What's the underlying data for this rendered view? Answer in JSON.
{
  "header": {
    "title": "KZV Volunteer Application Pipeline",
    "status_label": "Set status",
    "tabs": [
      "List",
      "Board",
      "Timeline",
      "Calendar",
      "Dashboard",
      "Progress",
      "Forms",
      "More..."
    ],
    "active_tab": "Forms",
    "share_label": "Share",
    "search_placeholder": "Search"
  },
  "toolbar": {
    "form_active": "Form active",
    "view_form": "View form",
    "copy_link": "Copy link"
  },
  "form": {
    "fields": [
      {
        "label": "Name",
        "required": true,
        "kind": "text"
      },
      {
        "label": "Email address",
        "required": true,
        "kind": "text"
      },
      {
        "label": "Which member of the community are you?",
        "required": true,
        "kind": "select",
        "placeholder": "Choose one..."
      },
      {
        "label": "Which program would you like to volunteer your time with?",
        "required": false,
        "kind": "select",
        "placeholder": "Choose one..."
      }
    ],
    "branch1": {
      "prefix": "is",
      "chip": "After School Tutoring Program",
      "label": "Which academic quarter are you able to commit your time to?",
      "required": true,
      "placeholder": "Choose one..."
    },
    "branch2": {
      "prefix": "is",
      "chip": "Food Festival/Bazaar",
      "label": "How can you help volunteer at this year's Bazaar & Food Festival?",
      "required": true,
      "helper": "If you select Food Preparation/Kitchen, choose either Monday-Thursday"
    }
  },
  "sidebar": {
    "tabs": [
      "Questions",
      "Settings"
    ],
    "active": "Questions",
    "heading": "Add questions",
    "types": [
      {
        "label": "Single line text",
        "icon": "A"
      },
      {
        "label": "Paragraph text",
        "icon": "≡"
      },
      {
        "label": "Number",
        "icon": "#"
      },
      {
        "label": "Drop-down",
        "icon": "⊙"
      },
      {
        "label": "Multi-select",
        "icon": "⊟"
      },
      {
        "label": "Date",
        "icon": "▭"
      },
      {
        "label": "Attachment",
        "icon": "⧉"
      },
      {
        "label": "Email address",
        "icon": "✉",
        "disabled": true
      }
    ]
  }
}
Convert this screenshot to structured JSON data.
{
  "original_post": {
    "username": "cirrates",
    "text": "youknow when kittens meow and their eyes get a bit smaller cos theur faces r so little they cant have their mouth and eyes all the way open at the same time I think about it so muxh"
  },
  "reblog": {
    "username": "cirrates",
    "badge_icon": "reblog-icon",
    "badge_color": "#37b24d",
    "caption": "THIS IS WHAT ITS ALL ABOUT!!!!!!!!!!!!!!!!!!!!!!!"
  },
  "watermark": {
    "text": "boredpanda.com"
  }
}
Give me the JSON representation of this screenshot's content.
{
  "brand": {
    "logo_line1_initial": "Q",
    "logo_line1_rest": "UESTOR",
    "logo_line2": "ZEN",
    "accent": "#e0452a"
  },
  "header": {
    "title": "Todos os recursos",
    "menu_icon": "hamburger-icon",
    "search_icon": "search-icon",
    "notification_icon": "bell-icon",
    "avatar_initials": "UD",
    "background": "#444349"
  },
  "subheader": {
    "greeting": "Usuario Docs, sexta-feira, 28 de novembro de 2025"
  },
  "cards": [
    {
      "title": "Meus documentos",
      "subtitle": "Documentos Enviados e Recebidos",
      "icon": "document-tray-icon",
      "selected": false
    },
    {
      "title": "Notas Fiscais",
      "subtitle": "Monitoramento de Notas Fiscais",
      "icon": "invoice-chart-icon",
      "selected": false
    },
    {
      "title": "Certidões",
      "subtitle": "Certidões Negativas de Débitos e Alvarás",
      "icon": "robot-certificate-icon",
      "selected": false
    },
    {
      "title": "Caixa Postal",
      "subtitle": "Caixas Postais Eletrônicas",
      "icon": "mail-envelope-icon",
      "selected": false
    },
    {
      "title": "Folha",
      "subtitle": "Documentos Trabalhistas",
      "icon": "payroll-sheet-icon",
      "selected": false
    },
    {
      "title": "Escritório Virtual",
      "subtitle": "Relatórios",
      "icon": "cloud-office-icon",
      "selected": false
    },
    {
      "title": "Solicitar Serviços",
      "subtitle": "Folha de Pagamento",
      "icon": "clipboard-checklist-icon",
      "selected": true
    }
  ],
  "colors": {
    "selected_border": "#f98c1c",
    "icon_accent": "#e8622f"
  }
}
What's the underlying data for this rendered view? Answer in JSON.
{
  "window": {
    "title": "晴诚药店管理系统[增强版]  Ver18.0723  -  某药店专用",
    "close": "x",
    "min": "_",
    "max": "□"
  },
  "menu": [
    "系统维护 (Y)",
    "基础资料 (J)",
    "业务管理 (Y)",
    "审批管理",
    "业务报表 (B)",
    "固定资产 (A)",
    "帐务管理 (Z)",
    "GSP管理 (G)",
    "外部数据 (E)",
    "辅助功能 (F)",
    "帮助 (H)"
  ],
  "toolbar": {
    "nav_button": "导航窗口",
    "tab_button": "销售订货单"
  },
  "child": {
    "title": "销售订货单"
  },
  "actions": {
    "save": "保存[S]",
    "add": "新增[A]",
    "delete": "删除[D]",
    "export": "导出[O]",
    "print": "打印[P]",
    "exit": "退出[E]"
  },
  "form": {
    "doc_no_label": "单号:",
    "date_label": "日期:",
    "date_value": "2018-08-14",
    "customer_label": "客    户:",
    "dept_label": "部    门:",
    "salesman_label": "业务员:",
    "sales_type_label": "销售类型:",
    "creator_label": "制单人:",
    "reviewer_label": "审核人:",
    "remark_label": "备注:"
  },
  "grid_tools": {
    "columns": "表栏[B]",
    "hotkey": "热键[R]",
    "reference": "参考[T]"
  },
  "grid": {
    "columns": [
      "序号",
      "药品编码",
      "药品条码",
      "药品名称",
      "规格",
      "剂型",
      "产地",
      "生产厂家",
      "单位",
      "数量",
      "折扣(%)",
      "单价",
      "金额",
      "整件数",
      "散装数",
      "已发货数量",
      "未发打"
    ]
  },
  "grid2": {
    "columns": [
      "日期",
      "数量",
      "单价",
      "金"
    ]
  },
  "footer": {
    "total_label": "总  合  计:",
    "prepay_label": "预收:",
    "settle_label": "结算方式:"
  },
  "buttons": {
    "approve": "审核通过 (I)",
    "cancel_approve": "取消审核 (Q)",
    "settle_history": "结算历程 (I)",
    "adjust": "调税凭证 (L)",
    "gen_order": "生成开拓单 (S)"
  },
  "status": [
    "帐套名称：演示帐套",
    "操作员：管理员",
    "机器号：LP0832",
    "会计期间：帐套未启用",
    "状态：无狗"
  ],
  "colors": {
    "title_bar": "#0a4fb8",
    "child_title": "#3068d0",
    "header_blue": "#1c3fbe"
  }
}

------------------------------

Work instructions
Restate the whole listing exactly.

Response to the task
What's the underlying data for this rendered view? Answer in JSON.
{
  "header": {
    "title": "KZV Volunteer Application Pipeline",
    "status_label": "Set status",
    "tabs": [
      "List",
      "Board",
      "Timeline",
      "Calendar",
      "Dashboard",
      "Progress",
      "Forms",
      "More..."
    ],
    "active_tab": "Forms",
    "share_label": "Share",
    "search_placeholder": "Search"
  },
  "toolbar": {
    "form_active": "Form active",
    "view_form": "View form",
    "copy_link": "Copy link"
  },
  "form": {
    "fields": [
      {
        "label": "Name",
        "required": true,
        "kind": "text"
      },
      {
        "label": "Email address",
        "required": true,
        "kind": "text"
      },
      {
        "label": "Which member of the community are you?",
        "required": true,
        "kind": "select",
        "placeholder": "Choose one..."
      },
      {
        "label": "Which program would you like to volunteer your time with?",
        "required": false,
        "kind": "select",
        "placeholder": "Choose one..."
      }
    ],
    "branch1": {
      "prefix": "is",
      "chip": "After School Tutoring Program",
      "label": "Which academic quarter are you able to commit your time to?",
      "required": true,
      "placeholder": "Choose one..."
    },
    "branch2": {
      "prefix": "is",
      "chip": "Food Festival/Bazaar",
      "label": "How can you help volunteer at this year's Bazaar & Food Festival?",
      "required": true,
      "helper": "If you select Food Preparation/Kitchen, choose either Monday-Thursday"
    }
  },
  "sidebar": {
    "tabs": [
      "Questions",
      "Settings"
    ],
    "active": "Questions",
    "heading": "Add questions",
    "types": [
      {
        "label": "Single line text",
        "icon": "A"
      },
      {
        "label": "Paragraph text",
        "icon": "≡"
      },
      {
        "label": "Number",
        "icon": "#"
      },
      {
        "label": "Drop-down",
        "icon": "⊙"
      },
      {
        "label": "Multi-select",
        "icon": "⊟"
      },
      {
        "label": "Date",
        "icon": "▭"
      },
      {
        "label": "Attachment",
        "icon": "⧉"
      },
      {
        "label": "Email address",
        "icon": "✉",
        "disabled": true
      }
    ]
  }
}
Convert this screenshot to structured JSON data.
{
  "original_post": {
    "username": "cirrates",
    "text": "youknow when kittens meow and their eyes get a bit smaller cos theur faces r so little they cant have their mouth and eyes all the way open at the same time I think about it so muxh"
  },
  "reblog": {
    "username": "cirrates",
    "badge_icon": "reblog-icon",
    "badge_color": "#37b24d",
    "caption": "THIS IS WHAT ITS ALL ABOUT!!!!!!!!!!!!!!!!!!!!!!!"
  },
  "watermark": {
    "text": "boredpanda.com"
  }
}
Give me the JSON representation of this screenshot's content.
{
  "brand": {
    "logo_line1_initial": "Q",
    "logo_line1_rest": "UESTOR",
    "logo_line2": "ZEN",
    "accent": "#e0452a"
  },
  "header": {
    "title": "Todos os recursos",
    "menu_icon": "hamburger-icon",
    "search_icon": "search-icon",
    "notification_icon": "bell-icon",
    "avatar_initials": "UD",
    "background": "#444349"
  },
  "subheader": {
    "greeting": "Usuario Docs, sexta-feira, 28 de novembro de 2025"
  },
  "cards": [
    {
      "title": "Meus documentos",
      "subtitle": "Documentos Enviados e Recebidos",
      "icon": "document-tray-icon",
      "selected": false
    },
    {
      "title": "Notas Fiscais",
      "subtitle": "Monitoramento de Notas Fiscais",
      "icon": "invoice-chart-icon",
      "selected": false
    },
    {
      "title": "Certidões",
      "subtitle": "Certidões Negativas de Débitos e Alvarás",
      "icon": "robot-certificate-icon",
      "selected": false
    },
    {
      "title": "Caixa Postal",
      "subtitle": "Caixas Postais Eletrônicas",
      "icon": "mail-envelope-icon",
      "selected": false
    },
    {
      "title": "Folha",
      "subtitle": "Documentos Trabalhistas",
      "icon": "payroll-sheet-icon",
      "selected": false
    },
    {
      "title": "Escritório Virtual",
      "subtitle": "Relatórios",
      "icon": "cloud-office-icon",
      "selected": false
    },
    {
      "title": "Solicitar Serviços",
      "subtitle": "Folha de Pagamento",
      "icon": "clipboard-checklist-icon",
      "selected": true
    }
  ],
  "colors": {
    "selected_border": "#f98c1c",
    "icon_accent": "#e8622f"
  }
}
What's the underlying data for this rendered view? Answer in JSON.
{
  "window": {
    "title": "晴诚药店管理系统[增强版]  Ver18.0723  -  某药店专用",
    "close": "x",
    "min": "_",
    "max": "□"
  },
  "menu": [
    "系统维护 (Y)",
    "基础资料 (J)",
    "业务管理 (Y)",
    "审批管理",
    "业务报表 (B)",
    "固定资产 (A)",
    "帐务管理 (Z)",
    "GSP管理 (G)",
    "外部数据 (E)",
    "辅助功能 (F)",
    "帮助 (H)"
  ],
  "toolbar": {
    "nav_button": "导航窗口",
    "tab_button": "销售订货单"
  },
  "child": {
    "title": "销售订货单"
  },
  "actions": {
    "save": "保存[S]",
    "add": "新增[A]",
    "delete": "删除[D]",
    "export": "导出[O]",
    "print": "打印[P]",
    "exit": "退出[E]"
  },
  "form": {
    "doc_no_label": "单号:",
    "date_label": "日期:",
    "date_value": "2018-08-14",
    "customer_label": "客    户:",
    "dept_label": "部    门:",
    "salesman_label": "业务员:",
    "sales_type_label": "销售类型:",
    "creator_label": "制单人:",
    "reviewer_label": "审核人:",
    "remark_label": "备注:"
  },
  "grid_tools": {
    "columns": "表栏[B]",
    "hotkey": "热键[R]",
    "reference": "参考[T]"
  },
  "grid": {
    "columns": [
      "序号",
      "药品编码",
      "药品条码",
      "药品名称",
      "规格",
      "剂型",
      "产地",
      "生产厂家",
      "单位",
      "数量",
      "折扣(%)",
      "单价",
      "金额",
      "整件数",
      "散装数",
      "已发货数量",
      "未发打"
    ]
  },
  "grid2": {
    "columns": [
      "日期",
      "数量",
      "单价",
      "金"
    ]
  },
  "footer": {
    "total_label": "总  合  计:",
    "prepay_label": "预收:",
    "settle_label": "结算方式:"
  },
  "buttons": {
    "approve": "审核通过 (I)",
    "cancel_approve": "取消审核 (Q)",
    "settle_history": "结算历程 (I)",
    "adjust": "调税凭证 (L)",
    "gen_order": "生成开拓单 (S)"
  },
  "status": [
    "帐套名称：演示帐套",
    "操作员：管理员",
    "机器号：LP0832",
    "会计期间：帐套未启用",
    "状态：无狗"
  ],
  "colors": {
    "title_bar": "#0a4fb8",
    "child_title": "#3068d0",
    "header_blue": "#1c3fbe"
  }
}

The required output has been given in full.